[Items from a data source]
::::

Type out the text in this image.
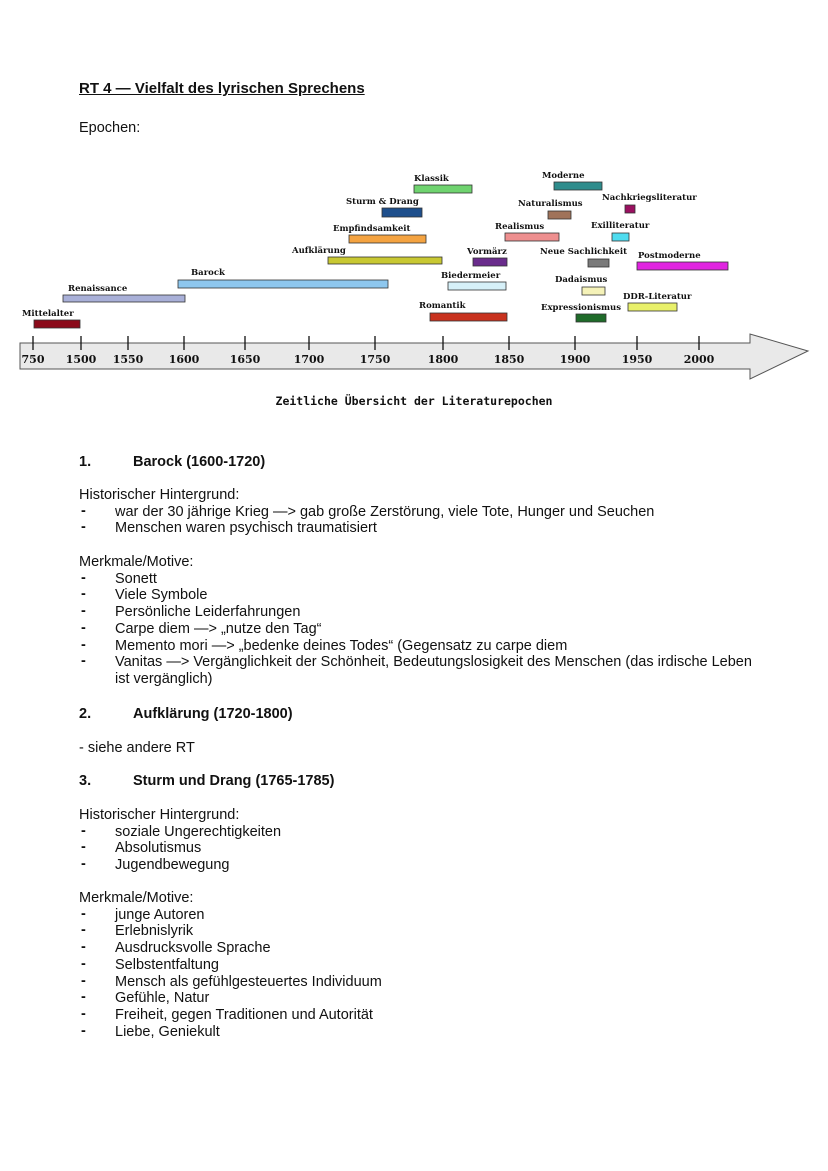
RT 4 — Vielfalt des lyrischen Sprechens
Epochen:
750 1500 1550 1600	1650	1700	1750	1800	1850	1900	1950	2000
Mittelalter
Renaissance
Barock
Aufklärung
Empfindsamkeit
Sturm & Drang
Klassik
Romantik
Biedermeier
Vormärz
Realismus
Naturalismus
Moderne
Neue Sachlichkeit
Dadaismus
Expressionismus
Nachkriegsliteratur
Exilliteratur
Postmoderne
DDR-Literatur
Zeitliche Übersicht der Literaturepochen
1.	Barock (1600-1720)

Historischer Hintergrund:

- war der 30 jährige Krieg —> gab große Zerstörung, viele Tote, Hunger und Seuchen
- Menschen waren psychisch traumatisiert

Merkmale/Motive:

- Sonett
- Viele Symbole
- Persönliche Leiderfahrungen
- Carpe diem —> „nutze den Tag“
- Memento mori —> „bedenke deines Todes“ (Gegensatz zu carpe diem
- Vanitas —> Vergänglichkeit der Schönheit, Bedeutungslosigkeit des Menschen (das irdische Leben ist vergänglich)
2.	Aufklärung (1720-1800)
- siehe andere RT
3.	Sturm und Drang (1765-1785)

Historischer Hintergrund:

- soziale Ungerechtigkeiten
- Absolutismus
- Jugendbewegung

Merkmale/Motive:

- junge Autoren
- Erlebnislyrik
- Ausdrucksvolle Sprache
- Selbstentfaltung
- Mensch als gefühlgesteuertes Individuum
- Gefühle, Natur
- Freiheit, gegen Traditionen und Autorität
- Liebe, Geniekult
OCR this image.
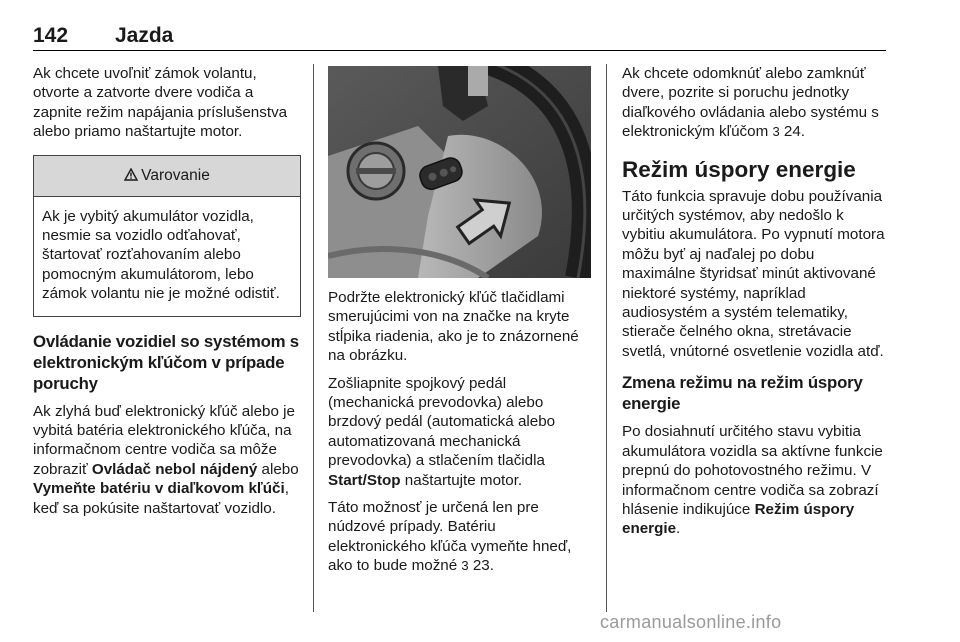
142 Jazda

Ak chcete uvoľniť zámok volantu, otvorte a zatvorte dvere vodiča a zapnite režim napájania príslušenstva alebo priamo naštartujte motor.

Varovanie
Ak je vybitý akumulátor vozidla, nesmie sa vozidlo odťahovať, štartovať rozťahovaním alebo pomocným akumulátorom, lebo zámok volantu nie je možné odistiť.

Ovládanie vozidiel so systémom s elektronickým kľúčom v prípade poruchy

Ak zlyhá buď elektronický kľúč alebo je vybitá batéria elektronického kľúča, na informačnom centre vodiča sa môže zobraziť Ovládač nebol nájdený alebo Vymeňte batériu v diaľkovom kľúči, keď sa pokúsite naštartovať vozidlo.

Podržte elektronický kľúč tlačidlami smerujúcimi von na značke na kryte stĺpika riadenia, ako je to znázornené na obrázku.

Zošliapnite spojkový pedál (mechanická prevodovka) alebo brzdový pedál (automatická alebo automatizovaná mechanická prevodovka) a stlačením tlačidla Start/Stop naštartujte motor.

Táto možnosť je určená len pre núdzové prípady. Batériu elektronického kľúča vymeňte hneď, ako to bude možné 3 23.

Ak chcete odomknúť alebo zamknúť dvere, pozrite si poruchu jednotky diaľkového ovládania alebo systému s elektronickým kľúčom 3 24.

Režim úspory energie

Táto funkcia spravuje dobu používania určitých systémov, aby nedošlo k vybitiu akumulátora. Po vypnutí motora môžu byť aj naďalej po dobu maximálne štyridsať minút aktivované niektoré systémy, napríklad audiosystém a systém telematiky, stierače čelného okna, stretávacie svetlá, vnútorné osvetlenie vozidla atď.

Zmena režimu na režim úspory energie

Po dosiahnutí určitého stavu vybitia akumulátora vozidla sa aktívne funkcie prepnú do pohotovostného režimu. V informačnom centre vodiča sa zobrazí hlásenie indikujúce Režim úspory energie.

carmanualsonline.info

::::

CHALLENGE
Extract the text of all the records above verbatim, excluding pictures.

TASK ANSWER
Type out the text in this image.
RT 4 — Vielfalt des lyrischen Sprechens
Epochen:
750 1500 1550 1600	1650	1700	1750	1800	1850	1900	1950	2000
Mittelalter
Renaissance
Barock
Aufklärung
Empfindsamkeit
Sturm & Drang
Klassik
Romantik
Biedermeier
Vormärz
Realismus
Naturalismus
Moderne
Neue Sachlichkeit
Dadaismus
Expressionismus
Nachkriegsliteratur
Exilliteratur
Postmoderne
DDR-Literatur
Zeitliche Übersicht der Literaturepochen
1.	Barock (1600-1720)

Historischer Hintergrund:

- war der 30 jährige Krieg —> gab große Zerstörung, viele Tote, Hunger und Seuchen
- Menschen waren psychisch traumatisiert

Merkmale/Motive:

- Sonett
- Viele Symbole
- Persönliche Leiderfahrungen
- Carpe diem —> „nutze den Tag“
- Memento mori —> „bedenke deines Todes“ (Gegensatz zu carpe diem
- Vanitas —> Vergänglichkeit der Schönheit, Bedeutungslosigkeit des Menschen (das irdische Leben ist vergänglich)
2.	Aufklärung (1720-1800)
- siehe andere RT
3.	Sturm und Drang (1765-1785)

Historischer Hintergrund:

- soziale Ungerechtigkeiten
- Absolutismus
- Jugendbewegung

Merkmale/Motive:

- junge Autoren
- Erlebnislyrik
- Ausdrucksvolle Sprache
- Selbstentfaltung
- Mensch als gefühlgesteuertes Individuum
- Gefühle, Natur
- Freiheit, gegen Traditionen und Autorität
- Liebe, Geniekult
OCR this image.
142 Jazda

Ak chcete uvoľniť zámok volantu, otvorte a zatvorte dvere vodiča a zapnite režim napájania príslušenstva alebo priamo naštartujte motor.

Varovanie
Ak je vybitý akumulátor vozidla, nesmie sa vozidlo odťahovať, štartovať rozťahovaním alebo pomocným akumulátorom, lebo zámok volantu nie je možné odistiť.

Ovládanie vozidiel so systémom s elektronickým kľúčom v prípade poruchy

Ak zlyhá buď elektronický kľúč alebo je vybitá batéria elektronického kľúča, na informačnom centre vodiča sa môže zobraziť Ovládač nebol nájdený alebo Vymeňte batériu v diaľkovom kľúči, keď sa pokúsite naštartovať vozidlo.

Podržte elektronický kľúč tlačidlami smerujúcimi von na značke na kryte stĺpika riadenia, ako je to znázornené na obrázku.

Zošliapnite spojkový pedál (mechanická prevodovka) alebo brzdový pedál (automatická alebo automatizovaná mechanická prevodovka) a stlačením tlačidla Start/Stop naštartujte motor.

Táto možnosť je určená len pre núdzové prípady. Batériu elektronického kľúča vymeňte hneď, ako to bude možné 3 23.

Ak chcete odomknúť alebo zamknúť dvere, pozrite si poruchu jednotky diaľkového ovládania alebo systému s elektronickým kľúčom 3 24.

Režim úspory energie

Táto funkcia spravuje dobu používania určitých systémov, aby nedošlo k vybitiu akumulátora. Po vypnutí motora môžu byť aj naďalej po dobu maximálne štyridsať minút aktivované niektoré systémy, napríklad audiosystém a systém telematiky, stierače čelného okna, stretávacie svetlá, vnútorné osvetlenie vozidla atď.

Zmena režimu na režim úspory energie

Po dosiahnutí určitého stavu vybitia akumulátora vozidla sa aktívne funkcie prepnú do pohotovostného režimu. V informačnom centre vodiča sa zobrazí hlásenie indikujúce Režim úspory energie.

carmanualsonline.info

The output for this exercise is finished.